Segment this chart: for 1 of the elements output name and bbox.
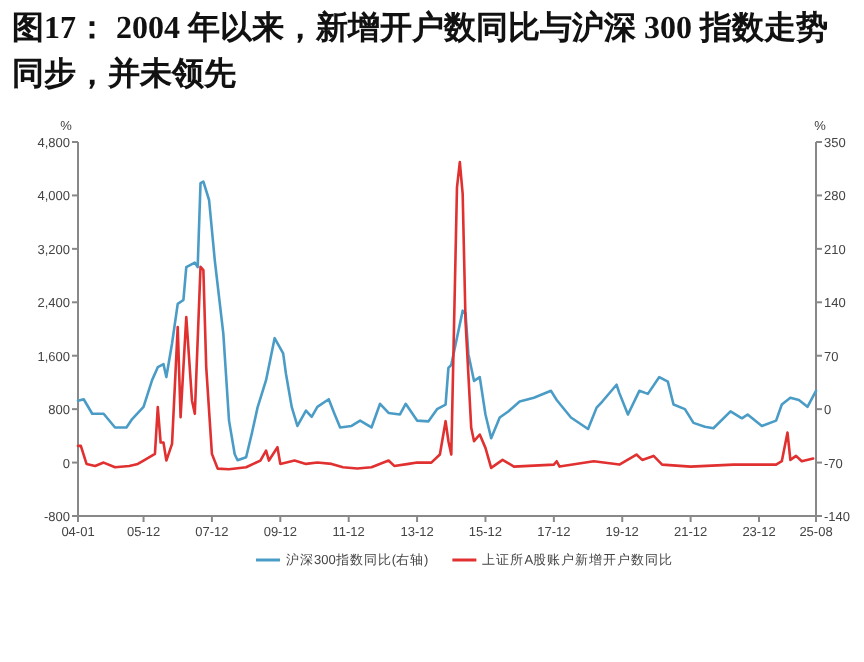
chart-title: 图17： 2004 年以来，新增开户数同比与沪深 300 指数走势同步，并未领先 bbox=[12, 8, 830, 96]
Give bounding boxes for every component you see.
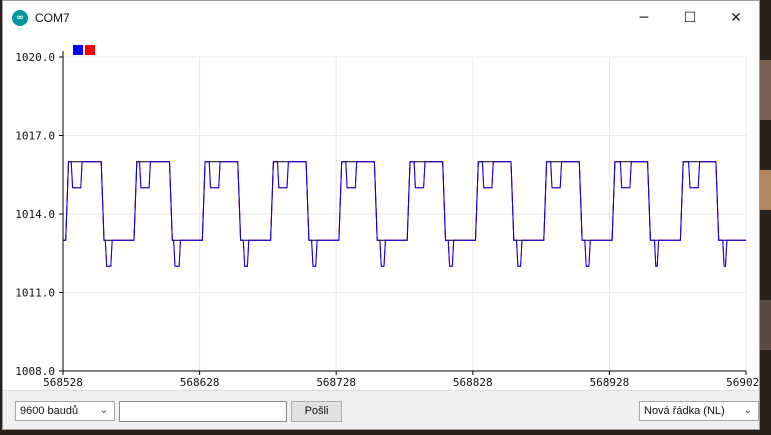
x-tick-label: 568928 — [590, 376, 630, 389]
baud-rate-select[interactable]: 9600 baudů ⌄ — [15, 401, 115, 421]
legend-series2-swatch — [85, 45, 95, 55]
x-tick-label: 569028 — [726, 376, 759, 389]
y-tick-label: 1020.0 — [15, 51, 55, 64]
y-tick-label: 1011.0 — [15, 287, 55, 300]
window-title: COM7 — [35, 11, 70, 25]
send-button[interactable]: Pošli — [291, 401, 342, 422]
chevron-down-icon: ⌄ — [743, 405, 752, 416]
x-tick-label: 568728 — [316, 376, 356, 389]
bottom-toolbar: 9600 baudů ⌄ Pošli Nová řádka (NL) ⌄ — [3, 390, 759, 429]
chevron-down-icon: ⌄ — [99, 405, 108, 416]
baud-rate-value: 9600 baudů — [20, 405, 79, 417]
y-tick-label: 1017.0 — [15, 130, 55, 143]
y-tick-label: 1008.0 — [15, 365, 55, 378]
x-tick-label: 568828 — [453, 376, 493, 389]
desktop-strip — [760, 170, 771, 210]
close-icon[interactable]: ✕ — [730, 10, 742, 26]
y-tick-label: 1014.0 — [15, 208, 55, 221]
desktop-strip — [760, 300, 771, 350]
plot-area: 1020.0 1017.0 1014.0 1011.0 1008.0 568528 5686… — [3, 35, 759, 390]
legend-series1-swatch — [73, 45, 83, 55]
serial-plotter-window: ∞ COM7 ─ ☐ ✕ 1020.0 1017.0 1014.0 1011.0 100… — [2, 0, 760, 430]
line-ending-select[interactable]: Nová řádka (NL) ⌄ — [639, 401, 759, 421]
x-tick-label: 568528 — [43, 376, 83, 389]
title-bar: ∞ COM7 ─ ☐ ✕ — [3, 1, 759, 35]
minimize-icon[interactable]: ─ — [639, 10, 649, 26]
series-line-3 — [63, 161, 746, 241]
message-input[interactable] — [119, 401, 287, 422]
arduino-icon: ∞ — [12, 10, 28, 26]
x-tick-label: 568628 — [180, 376, 220, 389]
series-line-1 — [63, 161, 746, 267]
line-ending-value: Nová řádka (NL) — [644, 405, 725, 417]
desktop-strip — [760, 60, 771, 120]
maximize-icon[interactable]: ☐ — [683, 10, 697, 26]
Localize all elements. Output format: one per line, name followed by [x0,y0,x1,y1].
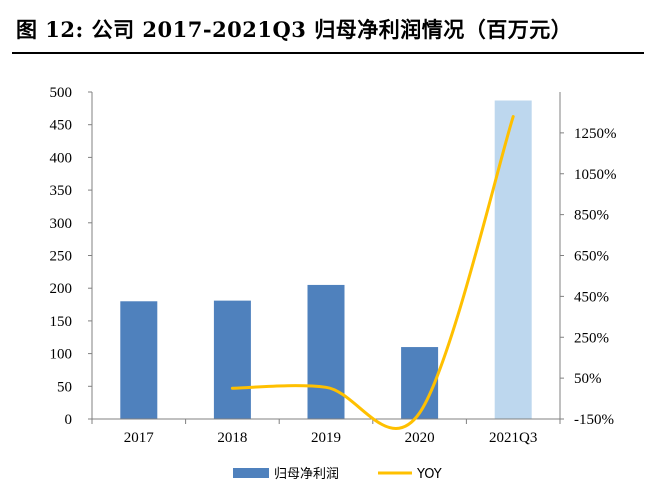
right-tick-label: -150% [574,412,614,428]
left-tick-label: 150 [50,314,73,330]
right-tick-label: 1250% [574,126,617,142]
left-tick-label: 450 [50,118,73,134]
legend-bar-swatch [233,468,269,478]
left-axis-ticks: 0 50 100 150 200 250 300 350 400 450 500 [50,85,73,428]
figure-title: 图 12: 公司 2017-2021Q3 归母净利润情况（百万元） [16,17,573,42]
right-tick-label: 1050% [574,167,617,183]
axes-group [88,91,564,424]
bar-2019 [307,284,345,419]
x-tick-label: 2021Q3 [489,430,537,446]
left-tick-label: 200 [50,281,73,297]
left-tick-label: 400 [50,150,73,166]
bar-2017 [120,301,158,419]
left-tick-label: 500 [50,85,73,101]
legend-line-label: YOY [416,467,442,480]
bars-group [120,100,532,419]
x-tick-label: 2018 [217,430,247,446]
legend-bar-label: 归母净利润 [274,467,339,480]
right-axis-ticks: -150% 50% 250% 450% 650% 850% 1050% 1250% [574,126,617,428]
x-axis-ticks: 2017 2018 2019 2020 2021Q3 [124,430,538,446]
x-tick-label: 2019 [311,430,341,446]
left-tick-label: 300 [50,216,73,232]
left-tick-label: 100 [50,347,73,363]
right-tick-label: 250% [574,330,609,346]
left-tick-label: 50 [57,379,72,395]
x-tick-label: 2020 [405,430,435,446]
left-tick-label: 250 [50,249,73,265]
right-tick-label: 450% [574,289,609,305]
left-tick-label: 0 [65,412,73,428]
bar-2020 [401,347,439,419]
yoy-line-group [230,115,515,430]
right-tick-label: 50% [574,371,602,387]
right-tick-label: 850% [574,208,609,224]
yoy-line [230,115,515,430]
left-tick-label: 350 [50,183,73,199]
bar-2018 [213,300,251,419]
bar-2021Q3 [494,100,532,419]
title-rule [12,52,644,54]
x-tick-label: 2017 [124,430,155,446]
legend: 归母净利润 YOY [233,467,442,480]
right-tick-label: 650% [574,249,609,265]
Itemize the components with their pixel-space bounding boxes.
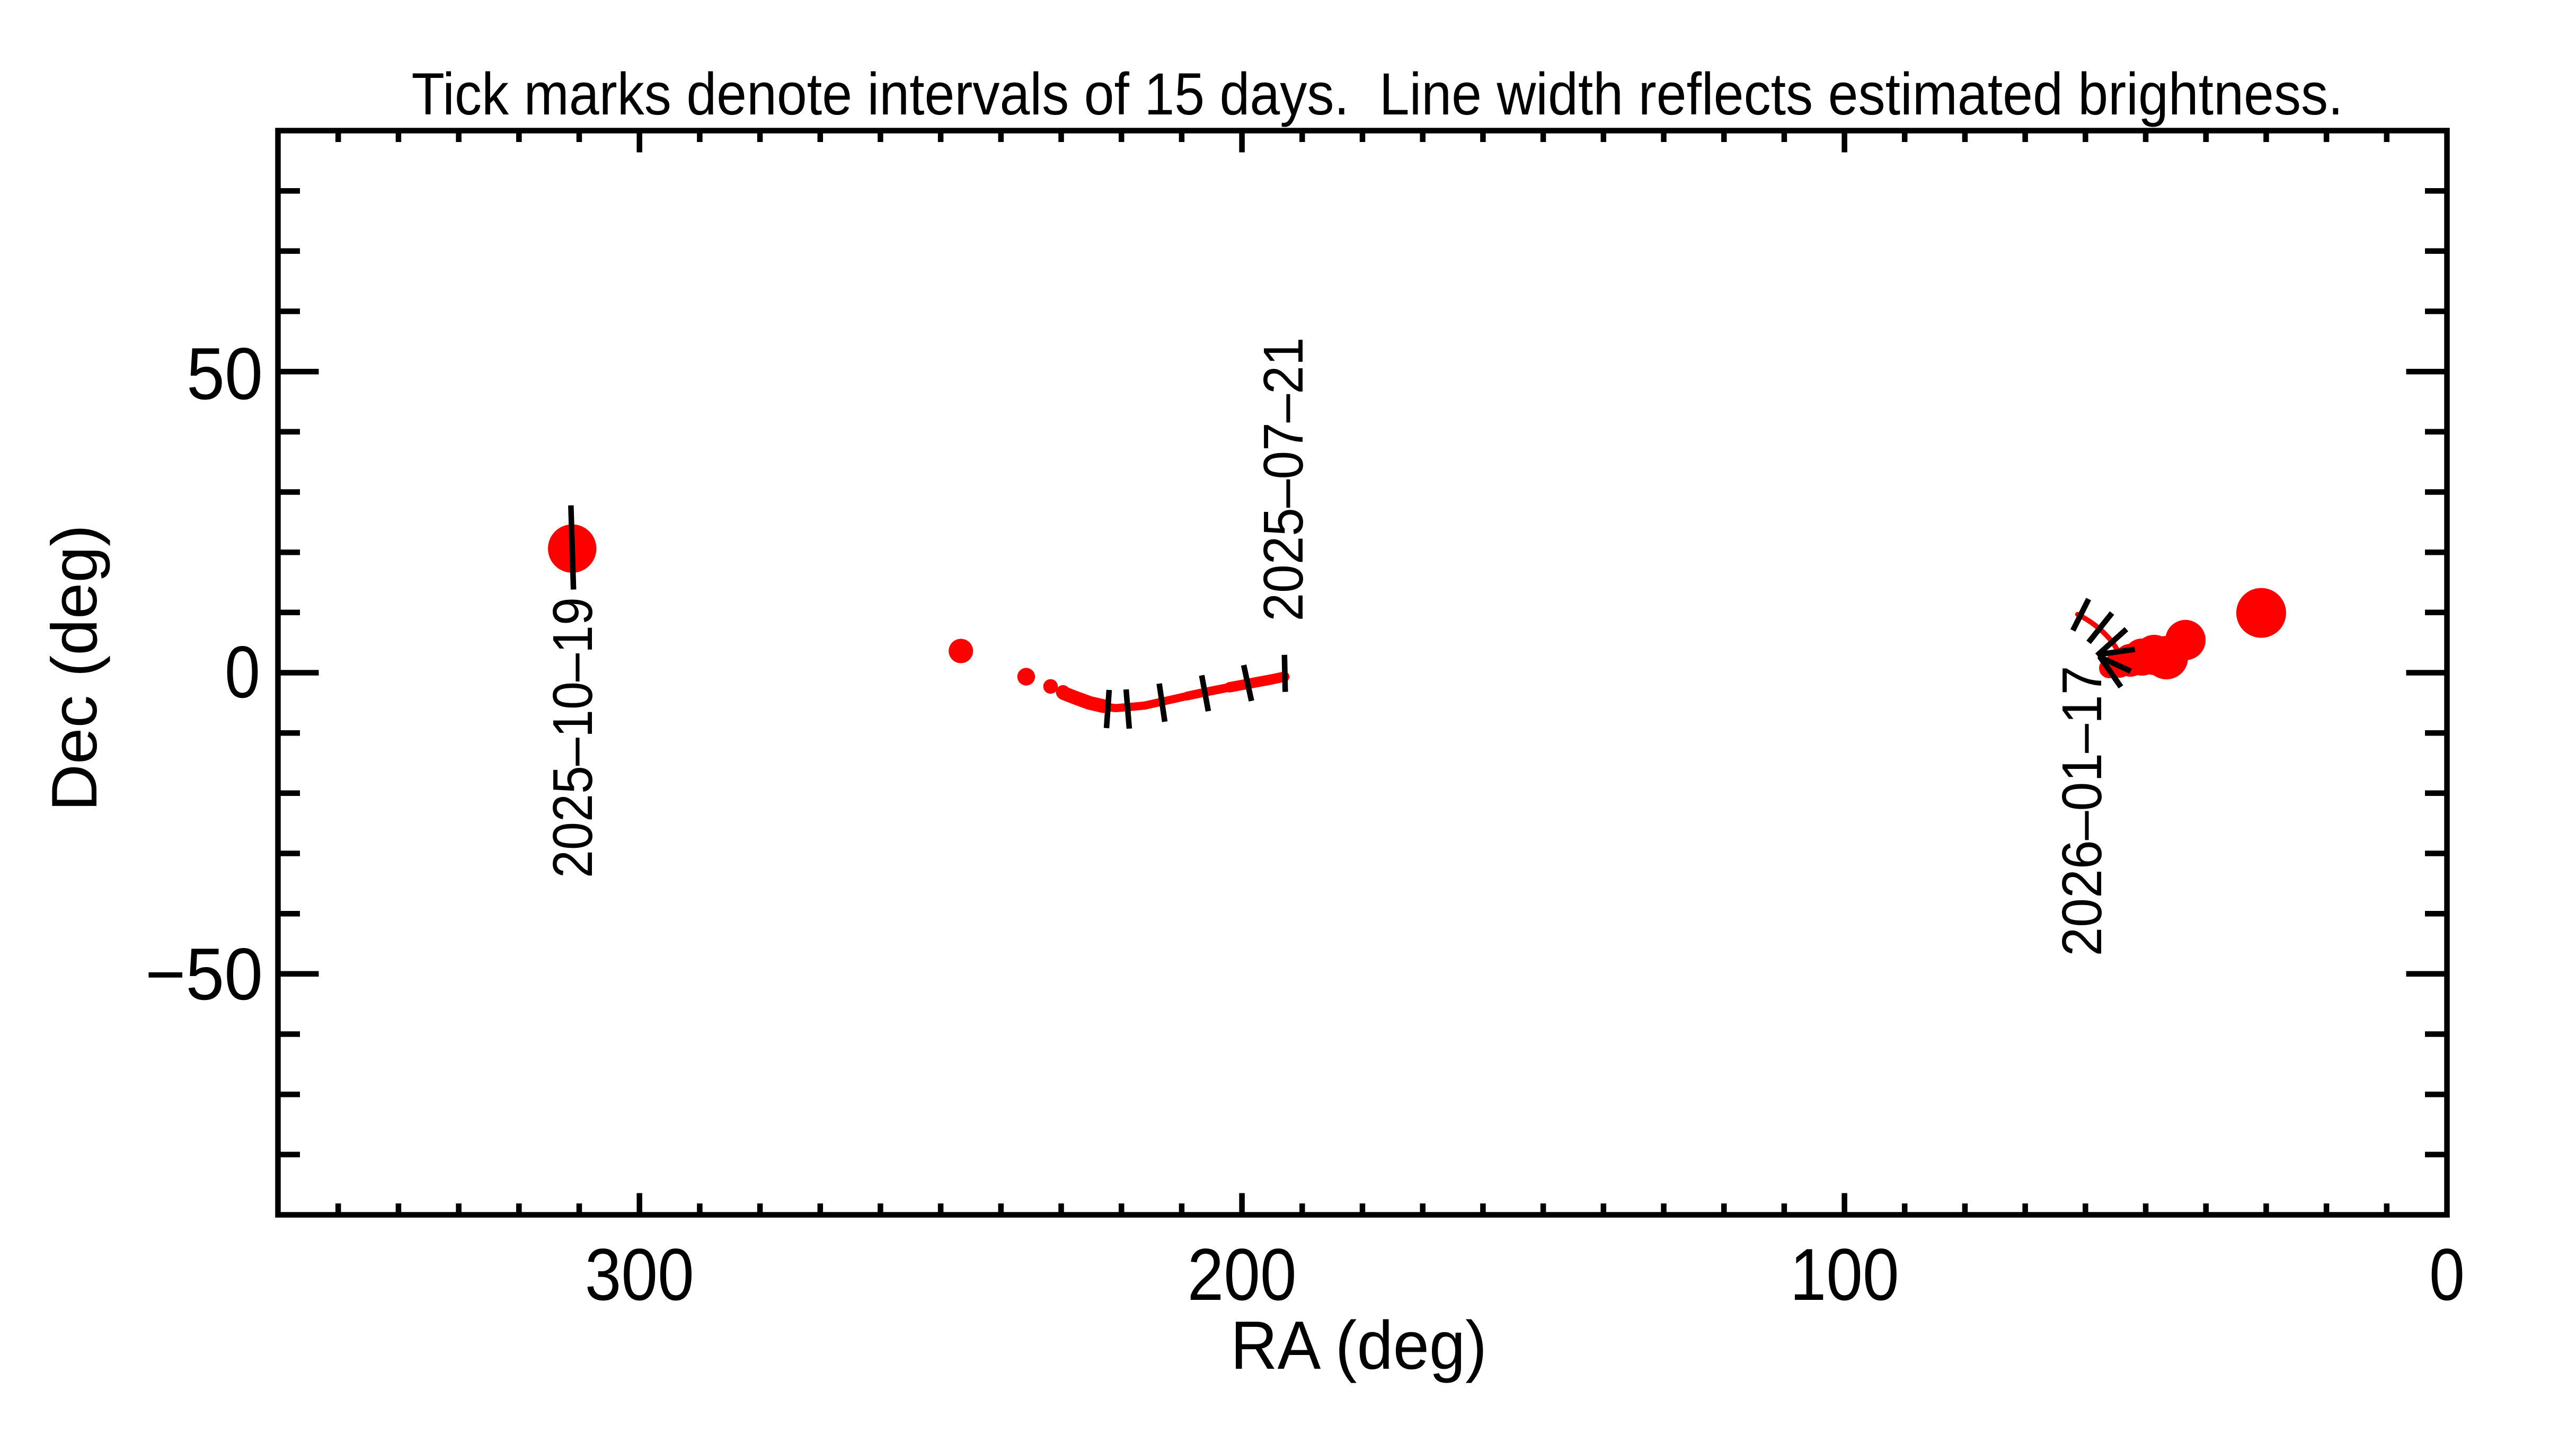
- svg-text:0: 0: [225, 631, 260, 713]
- svg-text:Tick marks denote intervals of: Tick marks denote intervals of 15 days. …: [412, 61, 2343, 127]
- svg-text:0: 0: [2429, 1234, 2465, 1316]
- svg-text:−50: −50: [145, 933, 263, 1015]
- svg-text:100: 100: [1790, 1234, 1899, 1316]
- svg-text:300: 300: [585, 1234, 694, 1316]
- svg-text:2025–07–21: 2025–07–21: [1252, 338, 1315, 622]
- svg-text:2025–10–19: 2025–10–19: [542, 597, 604, 878]
- svg-text:50: 50: [187, 333, 263, 415]
- svg-text:2026–01–17: 2026–01–17: [2051, 666, 2113, 956]
- svg-text:Dec (deg): Dec (deg): [38, 525, 110, 811]
- svg-text:200: 200: [1188, 1234, 1297, 1316]
- svg-text:RA (deg): RA (deg): [1231, 1307, 1487, 1384]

========================================

OBJECTIVE » Can you copy all the items above again, substituting "screen-edge-strip" for every "desktop-strip" and leaving everything else unchanged? Leave the pictures out.

WORKED ANSWER »
Segment this chart: for 1 of the elements output name and bbox.
chart-title: 图17： 2004 年以来，新增开户数同比与沪深 300 指数走势同步，并未领先 bbox=[12, 8, 830, 96]
Give bounding boxes for every component you see.
x-tick-label: 568928 — [590, 376, 630, 389]
baud-rate-select[interactable]: 9600 baudů ⌄ — [15, 401, 115, 421]
legend-series2-swatch — [85, 45, 95, 55]
x-tick-label: 569028 — [726, 376, 759, 389]
y-tick-label: 1020.0 — [15, 51, 55, 64]
y-tick-label: 1011.0 — [15, 287, 55, 300]
window-title: COM7 — [35, 11, 70, 25]
send-button[interactable]: Pošli — [291, 401, 342, 422]
chevron-down-icon: ⌄ — [743, 405, 752, 416]
x-tick-label: 568728 — [316, 376, 356, 389]
bottom-toolbar: 9600 baudů ⌄ Pošli Nová řádka (NL) ⌄ — [3, 390, 759, 429]
chevron-down-icon: ⌄ — [99, 405, 108, 416]
baud-rate-value: 9600 baudů — [20, 405, 79, 417]
y-tick-label: 1017.0 — [15, 130, 55, 143]
y-tick-label: 1008.0 — [15, 365, 55, 378]
x-tick-label: 568828 — [453, 376, 493, 389]
screen-edge-strip — [760, 170, 771, 210]
close-icon[interactable]: ✕ — [730, 10, 742, 26]
y-tick-label: 1014.0 — [15, 208, 55, 221]
screen-edge-strip — [760, 300, 771, 350]
plot-area: 1020.0 1017.0 1014.0 1011.0 1008.0 568528 5686… — [3, 35, 759, 390]
legend-series1-swatch — [73, 45, 83, 55]
serial-plotter-window: ∞ COM7 ─ ☐ ✕ 1020.0 1017.0 1014.0 1011.0 100… — [2, 0, 760, 430]
line-ending-select[interactable]: Nová řádka (NL) ⌄ — [639, 401, 759, 421]
x-tick-label: 568528 — [43, 376, 83, 389]
title-bar: ∞ COM7 ─ ☐ ✕ — [3, 1, 759, 35]
minimize-icon[interactable]: ─ — [639, 10, 649, 26]
series-line-3 — [63, 161, 746, 241]
message-input[interactable] — [119, 401, 287, 422]
arduino-icon: ∞ — [12, 10, 28, 26]
x-tick-label: 568628 — [180, 376, 220, 389]
series-line-1 — [63, 161, 746, 267]
line-ending-value: Nová řádka (NL) — [644, 405, 725, 417]
screen-edge-strip — [760, 60, 771, 120]
maximize-icon[interactable]: ☐ — [683, 10, 697, 26]
Localize all elements. Output format: one per line, name followed by [x0,y0,x1,y1].
right-tick-label: -150% [574,412,614,428]
left-tick-label: 150 [50,314,73,330]
right-tick-label: 1250% [574,126,617,142]
left-tick-label: 450 [50,118,73,134]
legend-bar-swatch [233,468,269,478]
left-axis-ticks: 0 50 100 150 200 250 300 350 400 450 500 [50,85,73,428]
figure-title: 图 12: 公司 2017-2021Q3 归母净利润情况（百万元） [16,17,573,42]
right-tick-label: 1050% [574,167,617,183]
axes-group [88,91,564,424]
bar-2019 [307,284,345,419]
x-tick-label: 2021Q3 [489,430,537,446]
left-tick-label: 200 [50,281,73,297]
left-tick-label: 400 [50,150,73,166]
bar-2017 [120,301,158,419]
left-tick-label: 500 [50,85,73,101]
legend-line-label: YOY [416,467,442,480]
bars-group [120,100,532,419]
x-tick-label: 2018 [217,430,247,446]
legend-bar-label: 归母净利润 [274,467,339,480]
right-axis-ticks: -150% 50% 250% 450% 650% 850% 1050% 1250% [574,126,617,428]
x-axis-ticks: 2017 2018 2019 2020 2021Q3 [124,430,538,446]
x-tick-label: 2019 [311,430,341,446]
left-tick-label: 300 [50,216,73,232]
left-tick-label: 100 [50,347,73,363]
right-tick-label: 250% [574,330,609,346]
left-tick-label: 50 [57,379,72,395]
x-tick-label: 2020 [405,430,435,446]
left-tick-label: 250 [50,249,73,265]
right-tick-label: 450% [574,289,609,305]
left-tick-label: 0 [65,412,73,428]
bar-2020 [401,347,439,419]
yoy-line-group [230,115,515,430]
right-tick-label: 50% [574,371,602,387]
right-tick-label: 850% [574,208,609,224]
yoy-line [230,115,515,430]
left-tick-label: 350 [50,183,73,199]
bar-2018 [213,300,251,419]
bar-2021Q3 [494,100,532,419]
title-rule [12,52,644,54]
x-tick-label: 2017 [124,430,155,446]
legend: 归母净利润 YOY [233,467,442,480]
right-tick-label: 650% [574,249,609,265]
Itemize the components with their pixel-space bounding boxes.
- svg-text:0: 0: [225, 631, 260, 713]
- svg-text:Tick marks denote intervals of: Tick marks denote intervals of 15 days. …: [412, 61, 2343, 127]
- svg-text:0: 0: [2429, 1234, 2465, 1316]
- svg-text:−50: −50: [145, 933, 263, 1015]
- svg-text:100: 100: [1790, 1234, 1899, 1316]
- svg-text:300: 300: [585, 1234, 694, 1316]
- svg-text:2025–07–21: 2025–07–21: [1252, 338, 1315, 622]
- svg-text:2025–10–19: 2025–10–19: [542, 597, 604, 878]
- svg-text:50: 50: [187, 333, 263, 415]
- svg-text:2026–01–17: 2026–01–17: [2051, 666, 2113, 956]
- svg-text:Dec (deg): Dec (deg): [38, 525, 110, 811]
- svg-text:200: 200: [1188, 1234, 1297, 1316]
- svg-text:RA (deg): RA (deg): [1231, 1307, 1487, 1384]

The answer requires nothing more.